◆ DIRECTIVE
Pull out every line below that holds the word "image".

———

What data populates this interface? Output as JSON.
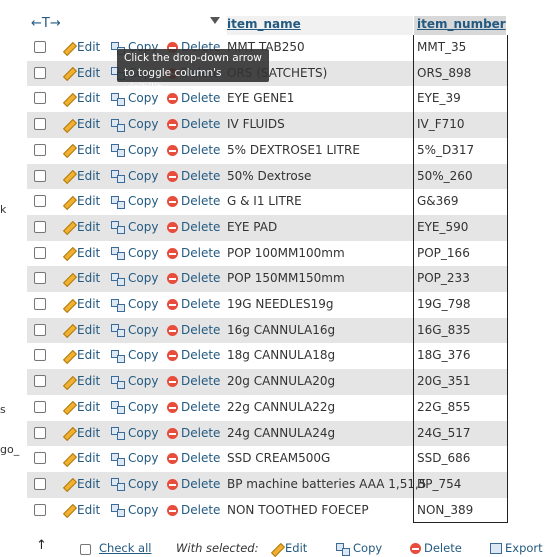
{
  "header": {
    "arrows": "←T→",
    "col_name": "item_name",
    "col_number": "item_number"
  },
  "actions": {
    "edit": "Edit",
    "copy": "Copy",
    "delete": "Delete"
  },
  "tooltip": "Click the drop-down arrow to toggle column's visibility.",
  "rows": [
    {
      "name": "MMT TAB250",
      "number": "MMT_35"
    },
    {
      "name": "ORS (SATCHETS)",
      "number": "ORS_898"
    },
    {
      "name": "EYE GENE1",
      "number": "EYE_39"
    },
    {
      "name": "IV FLUIDS",
      "number": "IV_F710"
    },
    {
      "name": "5% DEXTROSE1 LITRE",
      "number": "5%_D317"
    },
    {
      "name": "50% Dextrose",
      "number": "50%_260"
    },
    {
      "name": "G & I1 LITRE",
      "number": "G&369"
    },
    {
      "name": "EYE PAD",
      "number": "EYE_590"
    },
    {
      "name": "POP 100MM100mm",
      "number": "POP_166"
    },
    {
      "name": "POP 150MM150mm",
      "number": "POP_233"
    },
    {
      "name": "19G NEEDLES19g",
      "number": "19G_798"
    },
    {
      "name": "16g CANNULA16g",
      "number": "16G_835"
    },
    {
      "name": "18g CANNULA18g",
      "number": "18G_376"
    },
    {
      "name": "20g CANNULA20g",
      "number": "20G_351"
    },
    {
      "name": "22g CANNULA22g",
      "number": "22G_855"
    },
    {
      "name": "24g CANNULA24g",
      "number": "24G_517"
    },
    {
      "name": "SSD CREAM500G",
      "number": "SSD_686"
    },
    {
      "name": "BP  machine batteries AAA 1,51,5",
      "number": "BP_754"
    },
    {
      "name": "NON TOOTHED FOECEP",
      "number": "NON_389"
    }
  ],
  "edge_fragments": [
    "k",
    "s",
    "go_"
  ],
  "footer": {
    "check_all": "Check all",
    "with_selected": "With selected:",
    "edit": "Edit",
    "copy": "Copy",
    "delete": "Delete",
    "export": "Export"
  },
  "colors": {
    "link": "#235a81",
    "row_alt": "#e5e5e5",
    "delete_icon": "#e74c3c"
  }
}
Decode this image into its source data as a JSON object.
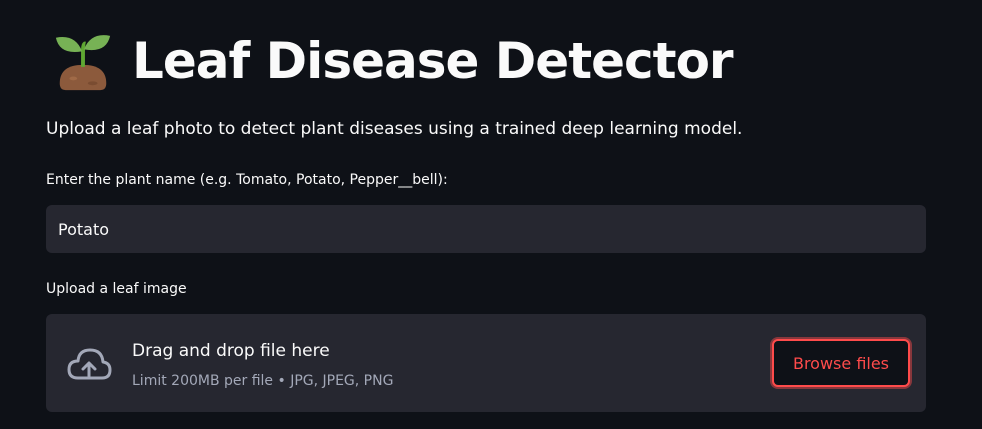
{
  "header": {
    "title": "Leaf Disease Detector",
    "icon": "seedling-icon"
  },
  "intro": {
    "text": "Upload a leaf photo to detect plant diseases using a trained deep learning model."
  },
  "plant_input": {
    "label": "Enter the plant name (e.g. Tomato, Potato, Pepper__bell):",
    "value": "Potato",
    "placeholder": ""
  },
  "uploader": {
    "label": "Upload a leaf image",
    "drop_text": "Drag and drop file here",
    "limit_text": "Limit 200MB per file • JPG, JPEG, PNG",
    "browse_label": "Browse files",
    "icon": "cloud-upload-icon"
  },
  "colors": {
    "background": "#0e1117",
    "surface": "#262730",
    "accent": "#ff4b4b",
    "text": "#fafafa",
    "muted_text": "#a3a8b8"
  }
}
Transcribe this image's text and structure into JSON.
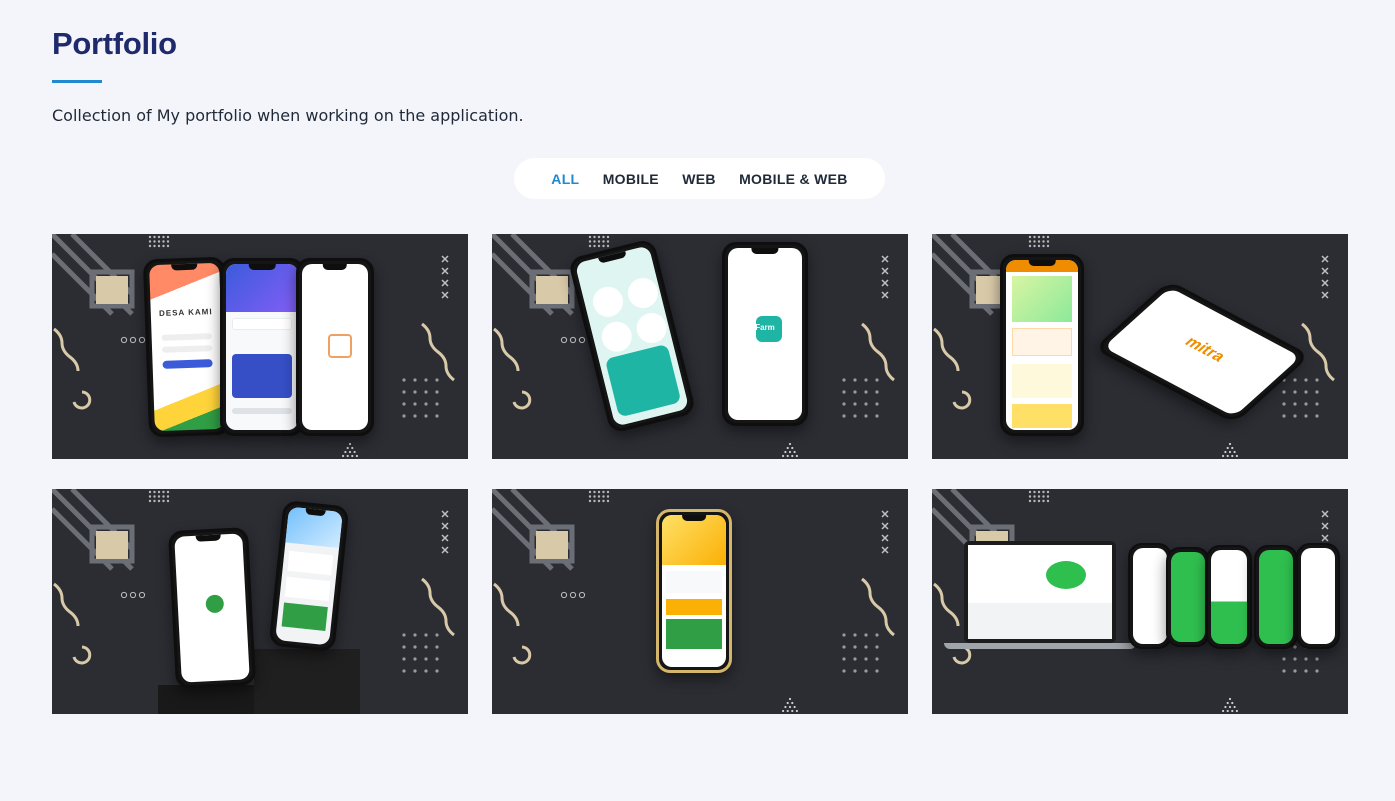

———

◆ COMPLETE OUTPUT
Decode this image into its source data as a JSON object.
    "label": "Upload a leaf image",
Transcribe this image's text and structure into JSON.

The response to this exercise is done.